[Dataset entries start]
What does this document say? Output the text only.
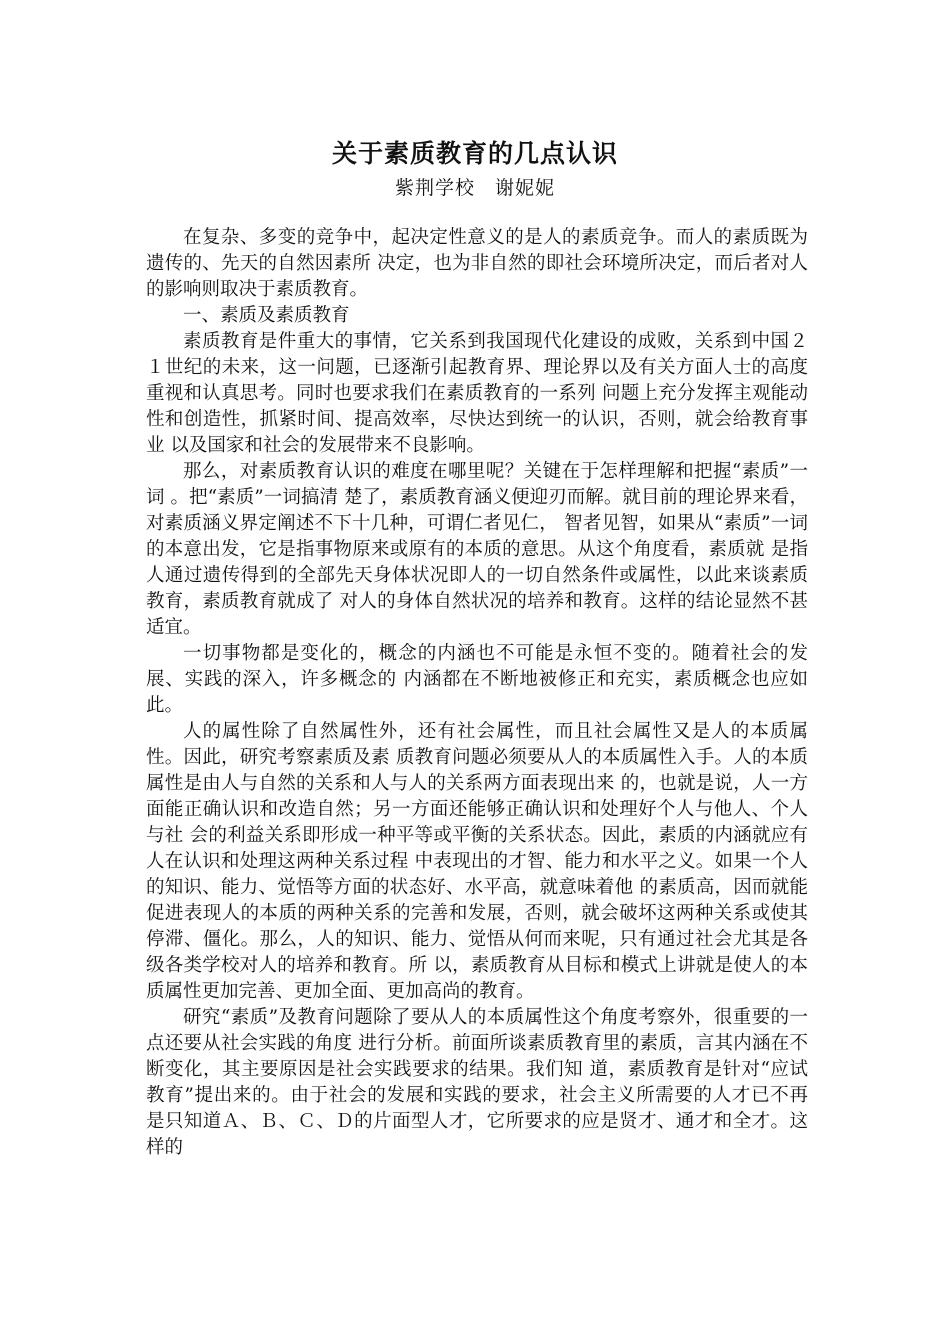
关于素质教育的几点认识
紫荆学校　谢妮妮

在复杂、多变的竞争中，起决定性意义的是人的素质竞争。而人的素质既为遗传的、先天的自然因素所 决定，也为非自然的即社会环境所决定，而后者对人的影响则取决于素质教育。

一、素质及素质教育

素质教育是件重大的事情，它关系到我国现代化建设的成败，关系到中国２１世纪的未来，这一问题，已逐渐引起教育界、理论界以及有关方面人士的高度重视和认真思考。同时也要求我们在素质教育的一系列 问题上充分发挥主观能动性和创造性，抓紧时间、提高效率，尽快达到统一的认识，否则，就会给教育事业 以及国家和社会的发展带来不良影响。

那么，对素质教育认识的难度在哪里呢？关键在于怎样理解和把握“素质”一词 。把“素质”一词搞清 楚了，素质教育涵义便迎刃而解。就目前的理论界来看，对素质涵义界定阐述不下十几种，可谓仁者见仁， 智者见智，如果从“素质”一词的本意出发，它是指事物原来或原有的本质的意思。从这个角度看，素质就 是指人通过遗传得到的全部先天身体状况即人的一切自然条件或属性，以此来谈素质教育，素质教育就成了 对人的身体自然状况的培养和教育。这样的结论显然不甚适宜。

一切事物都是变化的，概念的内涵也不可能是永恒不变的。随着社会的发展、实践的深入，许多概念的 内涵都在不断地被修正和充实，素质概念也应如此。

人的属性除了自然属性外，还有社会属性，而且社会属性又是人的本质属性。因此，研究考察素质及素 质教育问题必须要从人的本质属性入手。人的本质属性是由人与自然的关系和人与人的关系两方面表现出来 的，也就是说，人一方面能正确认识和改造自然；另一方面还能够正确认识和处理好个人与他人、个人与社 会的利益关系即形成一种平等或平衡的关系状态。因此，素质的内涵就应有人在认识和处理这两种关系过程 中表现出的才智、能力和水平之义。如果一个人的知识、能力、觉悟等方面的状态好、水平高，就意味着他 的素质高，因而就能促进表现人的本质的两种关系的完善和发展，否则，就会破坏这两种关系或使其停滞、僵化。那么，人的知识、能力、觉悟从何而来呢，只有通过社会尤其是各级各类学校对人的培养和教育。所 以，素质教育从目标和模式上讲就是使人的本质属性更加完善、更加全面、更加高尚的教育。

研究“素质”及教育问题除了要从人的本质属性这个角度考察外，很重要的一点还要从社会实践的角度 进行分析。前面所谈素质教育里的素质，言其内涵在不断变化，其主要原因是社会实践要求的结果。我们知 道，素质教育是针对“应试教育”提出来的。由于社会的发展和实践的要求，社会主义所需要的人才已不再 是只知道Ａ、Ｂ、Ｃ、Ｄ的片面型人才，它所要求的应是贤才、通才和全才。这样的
[Dataset entries end]
» **Short problem**: Print the full listing exactly, dropping the pictures.

» **Solution**:
What does this document say? Output the text only.
关于素质教育的几点认识
紫荆学校　谢妮妮

在复杂、多变的竞争中，起决定性意义的是人的素质竞争。而人的素质既为遗传的、先天的自然因素所 决定，也为非自然的即社会环境所决定，而后者对人的影响则取决于素质教育。

一、素质及素质教育

素质教育是件重大的事情，它关系到我国现代化建设的成败，关系到中国２１世纪的未来，这一问题，已逐渐引起教育界、理论界以及有关方面人士的高度重视和认真思考。同时也要求我们在素质教育的一系列 问题上充分发挥主观能动性和创造性，抓紧时间、提高效率，尽快达到统一的认识，否则，就会给教育事业 以及国家和社会的发展带来不良影响。

那么，对素质教育认识的难度在哪里呢？关键在于怎样理解和把握“素质”一词 。把“素质”一词搞清 楚了，素质教育涵义便迎刃而解。就目前的理论界来看，对素质涵义界定阐述不下十几种，可谓仁者见仁， 智者见智，如果从“素质”一词的本意出发，它是指事物原来或原有的本质的意思。从这个角度看，素质就 是指人通过遗传得到的全部先天身体状况即人的一切自然条件或属性，以此来谈素质教育，素质教育就成了 对人的身体自然状况的培养和教育。这样的结论显然不甚适宜。

一切事物都是变化的，概念的内涵也不可能是永恒不变的。随着社会的发展、实践的深入，许多概念的 内涵都在不断地被修正和充实，素质概念也应如此。

人的属性除了自然属性外，还有社会属性，而且社会属性又是人的本质属性。因此，研究考察素质及素 质教育问题必须要从人的本质属性入手。人的本质属性是由人与自然的关系和人与人的关系两方面表现出来 的，也就是说，人一方面能正确认识和改造自然；另一方面还能够正确认识和处理好个人与他人、个人与社 会的利益关系即形成一种平等或平衡的关系状态。因此，素质的内涵就应有人在认识和处理这两种关系过程 中表现出的才智、能力和水平之义。如果一个人的知识、能力、觉悟等方面的状态好、水平高，就意味着他 的素质高，因而就能促进表现人的本质的两种关系的完善和发展，否则，就会破坏这两种关系或使其停滞、僵化。那么，人的知识、能力、觉悟从何而来呢，只有通过社会尤其是各级各类学校对人的培养和教育。所 以，素质教育从目标和模式上讲就是使人的本质属性更加完善、更加全面、更加高尚的教育。

研究“素质”及教育问题除了要从人的本质属性这个角度考察外，很重要的一点还要从社会实践的角度 进行分析。前面所谈素质教育里的素质，言其内涵在不断变化，其主要原因是社会实践要求的结果。我们知 道，素质教育是针对“应试教育”提出来的。由于社会的发展和实践的要求，社会主义所需要的人才已不再 是只知道Ａ、Ｂ、Ｃ、Ｄ的片面型人才，它所要求的应是贤才、通才和全才。这样的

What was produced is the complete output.